**** Material

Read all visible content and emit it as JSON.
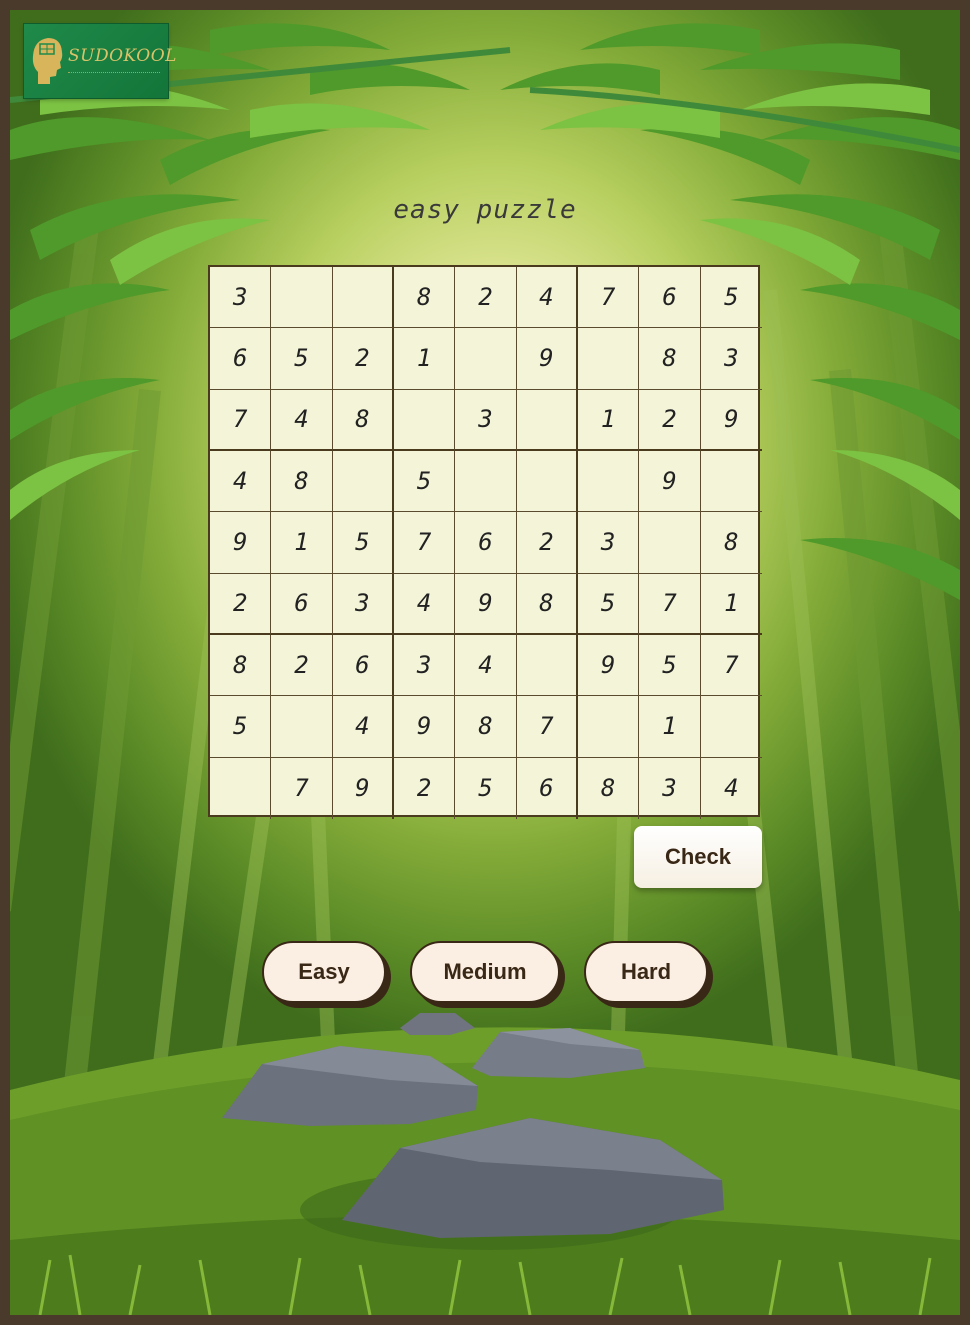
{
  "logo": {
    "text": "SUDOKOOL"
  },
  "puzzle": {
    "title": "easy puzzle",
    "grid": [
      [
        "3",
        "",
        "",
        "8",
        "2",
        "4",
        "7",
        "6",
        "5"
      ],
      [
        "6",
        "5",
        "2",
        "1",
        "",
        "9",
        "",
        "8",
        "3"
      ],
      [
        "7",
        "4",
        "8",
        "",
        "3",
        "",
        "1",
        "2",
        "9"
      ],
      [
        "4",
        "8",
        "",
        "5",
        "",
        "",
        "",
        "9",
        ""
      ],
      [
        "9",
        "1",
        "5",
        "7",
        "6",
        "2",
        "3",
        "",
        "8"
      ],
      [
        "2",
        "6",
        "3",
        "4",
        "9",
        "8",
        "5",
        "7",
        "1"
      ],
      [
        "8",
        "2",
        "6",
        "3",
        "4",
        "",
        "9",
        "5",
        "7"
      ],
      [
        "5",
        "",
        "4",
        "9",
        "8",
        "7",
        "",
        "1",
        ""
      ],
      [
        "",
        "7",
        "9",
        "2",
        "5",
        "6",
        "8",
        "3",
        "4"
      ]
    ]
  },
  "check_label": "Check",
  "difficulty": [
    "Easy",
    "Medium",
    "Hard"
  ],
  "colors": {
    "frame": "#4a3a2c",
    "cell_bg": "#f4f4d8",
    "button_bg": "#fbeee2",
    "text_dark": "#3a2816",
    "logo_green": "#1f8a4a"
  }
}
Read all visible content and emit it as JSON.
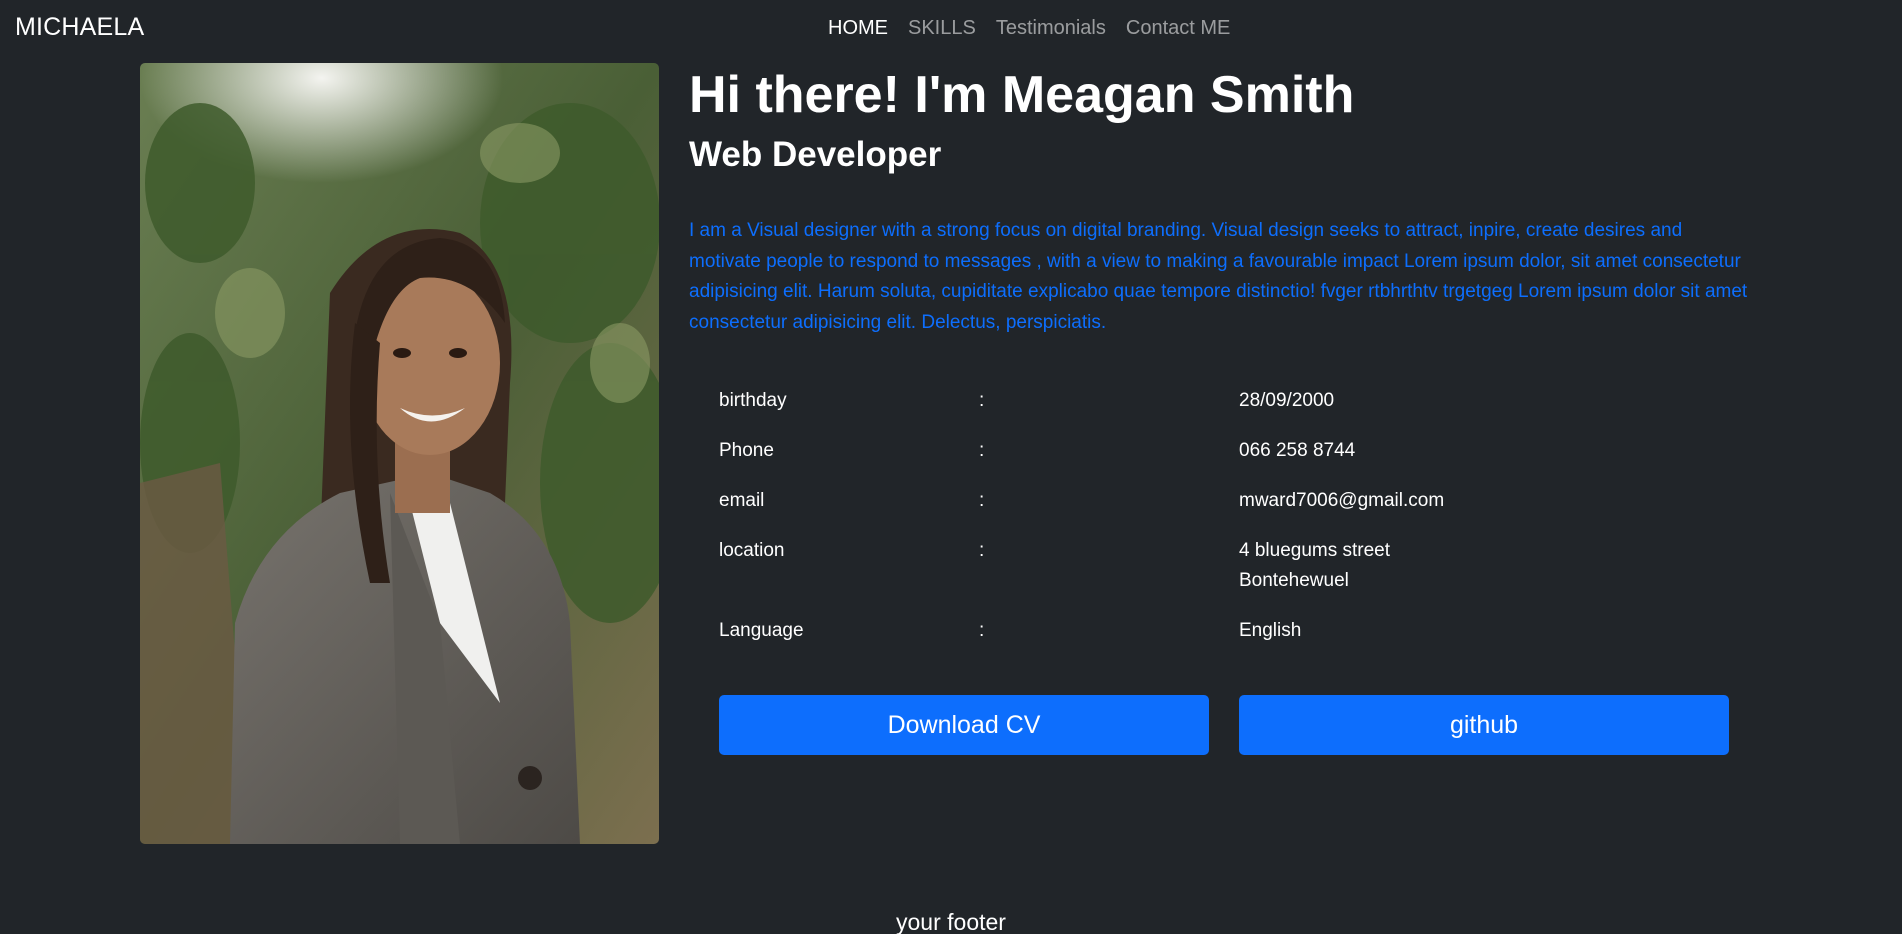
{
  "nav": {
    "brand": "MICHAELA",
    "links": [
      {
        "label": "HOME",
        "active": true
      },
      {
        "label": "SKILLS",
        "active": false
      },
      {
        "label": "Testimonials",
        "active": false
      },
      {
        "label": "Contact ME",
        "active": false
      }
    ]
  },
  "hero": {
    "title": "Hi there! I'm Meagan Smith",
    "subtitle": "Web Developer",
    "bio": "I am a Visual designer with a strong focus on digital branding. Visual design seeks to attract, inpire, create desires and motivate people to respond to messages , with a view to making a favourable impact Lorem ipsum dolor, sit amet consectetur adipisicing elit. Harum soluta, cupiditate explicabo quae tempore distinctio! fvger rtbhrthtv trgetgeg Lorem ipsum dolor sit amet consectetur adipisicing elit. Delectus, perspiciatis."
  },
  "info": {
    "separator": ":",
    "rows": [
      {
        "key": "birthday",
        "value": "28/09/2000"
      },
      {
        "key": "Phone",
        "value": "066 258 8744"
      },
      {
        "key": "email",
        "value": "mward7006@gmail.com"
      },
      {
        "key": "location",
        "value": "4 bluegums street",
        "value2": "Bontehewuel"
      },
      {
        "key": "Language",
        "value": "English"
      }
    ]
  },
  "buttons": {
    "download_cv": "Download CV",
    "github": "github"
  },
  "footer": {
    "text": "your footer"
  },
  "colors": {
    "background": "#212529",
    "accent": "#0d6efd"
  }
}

********

* **What the exercise asks**
Reproduce all entries exactly. Pictures do not belong in the copy.

* **Correct output**
Read all visible content and emit it as JSON.
{
  "logo": {
    "text": "SUDOKOOL"
  },
  "puzzle": {
    "title": "easy puzzle",
    "grid": [
      [
        "3",
        "",
        "",
        "8",
        "2",
        "4",
        "7",
        "6",
        "5"
      ],
      [
        "6",
        "5",
        "2",
        "1",
        "",
        "9",
        "",
        "8",
        "3"
      ],
      [
        "7",
        "4",
        "8",
        "",
        "3",
        "",
        "1",
        "2",
        "9"
      ],
      [
        "4",
        "8",
        "",
        "5",
        "",
        "",
        "",
        "9",
        ""
      ],
      [
        "9",
        "1",
        "5",
        "7",
        "6",
        "2",
        "3",
        "",
        "8"
      ],
      [
        "2",
        "6",
        "3",
        "4",
        "9",
        "8",
        "5",
        "7",
        "1"
      ],
      [
        "8",
        "2",
        "6",
        "3",
        "4",
        "",
        "9",
        "5",
        "7"
      ],
      [
        "5",
        "",
        "4",
        "9",
        "8",
        "7",
        "",
        "1",
        ""
      ],
      [
        "",
        "7",
        "9",
        "2",
        "5",
        "6",
        "8",
        "3",
        "4"
      ]
    ]
  },
  "check_label": "Check",
  "difficulty": [
    "Easy",
    "Medium",
    "Hard"
  ],
  "colors": {
    "frame": "#4a3a2c",
    "cell_bg": "#f4f4d8",
    "button_bg": "#fbeee2",
    "text_dark": "#3a2816",
    "logo_green": "#1f8a4a"
  }
}
Read all visible content and emit it as JSON.
{
  "nav": {
    "brand": "MICHAELA",
    "links": [
      {
        "label": "HOME",
        "active": true
      },
      {
        "label": "SKILLS",
        "active": false
      },
      {
        "label": "Testimonials",
        "active": false
      },
      {
        "label": "Contact ME",
        "active": false
      }
    ]
  },
  "hero": {
    "title": "Hi there! I'm Meagan Smith",
    "subtitle": "Web Developer",
    "bio": "I am a Visual designer with a strong focus on digital branding. Visual design seeks to attract, inpire, create desires and motivate people to respond to messages , with a view to making a favourable impact Lorem ipsum dolor, sit amet consectetur adipisicing elit. Harum soluta, cupiditate explicabo quae tempore distinctio! fvger rtbhrthtv trgetgeg Lorem ipsum dolor sit amet consectetur adipisicing elit. Delectus, perspiciatis."
  },
  "info": {
    "separator": ":",
    "rows": [
      {
        "key": "birthday",
        "value": "28/09/2000"
      },
      {
        "key": "Phone",
        "value": "066 258 8744"
      },
      {
        "key": "email",
        "value": "mward7006@gmail.com"
      },
      {
        "key": "location",
        "value": "4 bluegums street",
        "value2": "Bontehewuel"
      },
      {
        "key": "Language",
        "value": "English"
      }
    ]
  },
  "buttons": {
    "download_cv": "Download CV",
    "github": "github"
  },
  "footer": {
    "text": "your footer"
  },
  "colors": {
    "background": "#212529",
    "accent": "#0d6efd"
  }
}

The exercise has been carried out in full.